**Goal**.
Copy all of the records below verbatim.

--- begin ---

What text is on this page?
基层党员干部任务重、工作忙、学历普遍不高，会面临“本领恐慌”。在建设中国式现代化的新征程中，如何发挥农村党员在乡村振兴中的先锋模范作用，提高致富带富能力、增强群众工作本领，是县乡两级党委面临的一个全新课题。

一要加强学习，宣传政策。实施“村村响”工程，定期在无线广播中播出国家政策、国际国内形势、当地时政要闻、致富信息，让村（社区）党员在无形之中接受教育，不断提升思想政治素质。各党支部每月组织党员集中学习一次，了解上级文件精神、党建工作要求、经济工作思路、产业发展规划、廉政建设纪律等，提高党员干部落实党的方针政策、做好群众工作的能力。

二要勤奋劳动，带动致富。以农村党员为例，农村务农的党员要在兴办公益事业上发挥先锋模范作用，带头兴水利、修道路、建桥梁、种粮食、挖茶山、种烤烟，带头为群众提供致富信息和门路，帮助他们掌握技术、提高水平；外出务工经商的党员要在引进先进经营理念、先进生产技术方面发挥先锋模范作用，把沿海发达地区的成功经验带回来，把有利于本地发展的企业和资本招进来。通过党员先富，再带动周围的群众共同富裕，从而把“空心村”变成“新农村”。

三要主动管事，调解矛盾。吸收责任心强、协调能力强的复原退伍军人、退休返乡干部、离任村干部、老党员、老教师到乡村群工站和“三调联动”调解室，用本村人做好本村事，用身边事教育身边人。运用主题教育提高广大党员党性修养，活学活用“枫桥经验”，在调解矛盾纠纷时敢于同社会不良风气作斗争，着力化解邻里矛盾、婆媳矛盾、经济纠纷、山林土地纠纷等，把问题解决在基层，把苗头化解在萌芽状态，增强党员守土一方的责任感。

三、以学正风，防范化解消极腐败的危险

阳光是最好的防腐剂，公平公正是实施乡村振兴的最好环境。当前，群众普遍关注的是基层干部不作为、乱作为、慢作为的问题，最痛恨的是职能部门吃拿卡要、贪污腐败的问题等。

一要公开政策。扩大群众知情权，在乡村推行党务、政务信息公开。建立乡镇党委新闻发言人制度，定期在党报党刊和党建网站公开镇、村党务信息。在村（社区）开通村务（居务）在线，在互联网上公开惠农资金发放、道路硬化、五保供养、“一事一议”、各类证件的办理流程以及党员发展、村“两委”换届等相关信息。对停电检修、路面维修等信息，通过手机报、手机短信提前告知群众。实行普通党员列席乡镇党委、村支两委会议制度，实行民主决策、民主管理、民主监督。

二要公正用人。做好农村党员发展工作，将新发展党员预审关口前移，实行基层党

--- end ---

**Solution to this problem**.
What text is on this page?
基层党员干部任务重、工作忙、学历普遍不高，会面临“本领恐慌”。在建设中国式现代化的新征程中，如何发挥农村党员在乡村振兴中的先锋模范作用，提高致富带富能力、增强群众工作本领，是县乡两级党委面临的一个全新课题。

一要加强学习，宣传政策。实施“村村响”工程，定期在无线广播中播出国家政策、国际国内形势、当地时政要闻、致富信息，让村（社区）党员在无形之中接受教育，不断提升思想政治素质。各党支部每月组织党员集中学习一次，了解上级文件精神、党建工作要求、经济工作思路、产业发展规划、廉政建设纪律等，提高党员干部落实党的方针政策、做好群众工作的能力。

二要勤奋劳动，带动致富。以农村党员为例，农村务农的党员要在兴办公益事业上发挥先锋模范作用，带头兴水利、修道路、建桥梁、种粮食、挖茶山、种烤烟，带头为群众提供致富信息和门路，帮助他们掌握技术、提高水平；外出务工经商的党员要在引进先进经营理念、先进生产技术方面发挥先锋模范作用，把沿海发达地区的成功经验带回来，把有利于本地发展的企业和资本招进来。通过党员先富，再带动周围的群众共同富裕，从而把“空心村”变成“新农村”。

三要主动管事，调解矛盾。吸收责任心强、协调能力强的复原退伍军人、退休返乡干部、离任村干部、老党员、老教师到乡村群工站和“三调联动”调解室，用本村人做好本村事，用身边事教育身边人。运用主题教育提高广大党员党性修养，活学活用“枫桥经验”，在调解矛盾纠纷时敢于同社会不良风气作斗争，着力化解邻里矛盾、婆媳矛盾、经济纠纷、山林土地纠纷等，把问题解决在基层，把苗头化解在萌芽状态，增强党员守土一方的责任感。

三、以学正风，防范化解消极腐败的危险

阳光是最好的防腐剂，公平公正是实施乡村振兴的最好环境。当前，群众普遍关注的是基层干部不作为、乱作为、慢作为的问题，最痛恨的是职能部门吃拿卡要、贪污腐败的问题等。

一要公开政策。扩大群众知情权，在乡村推行党务、政务信息公开。建立乡镇党委新闻发言人制度，定期在党报党刊和党建网站公开镇、村党务信息。在村（社区）开通村务（居务）在线，在互联网上公开惠农资金发放、道路硬化、五保供养、“一事一议”、各类证件的办理流程以及党员发展、村“两委”换届等相关信息。对停电检修、路面维修等信息，通过手机报、手机短信提前告知群众。实行普通党员列席乡镇党委、村支两委会议制度，实行民主决策、民主管理、民主监督。

二要公正用人。做好农村党员发展工作，将新发展党员预审关口前移，实行基层党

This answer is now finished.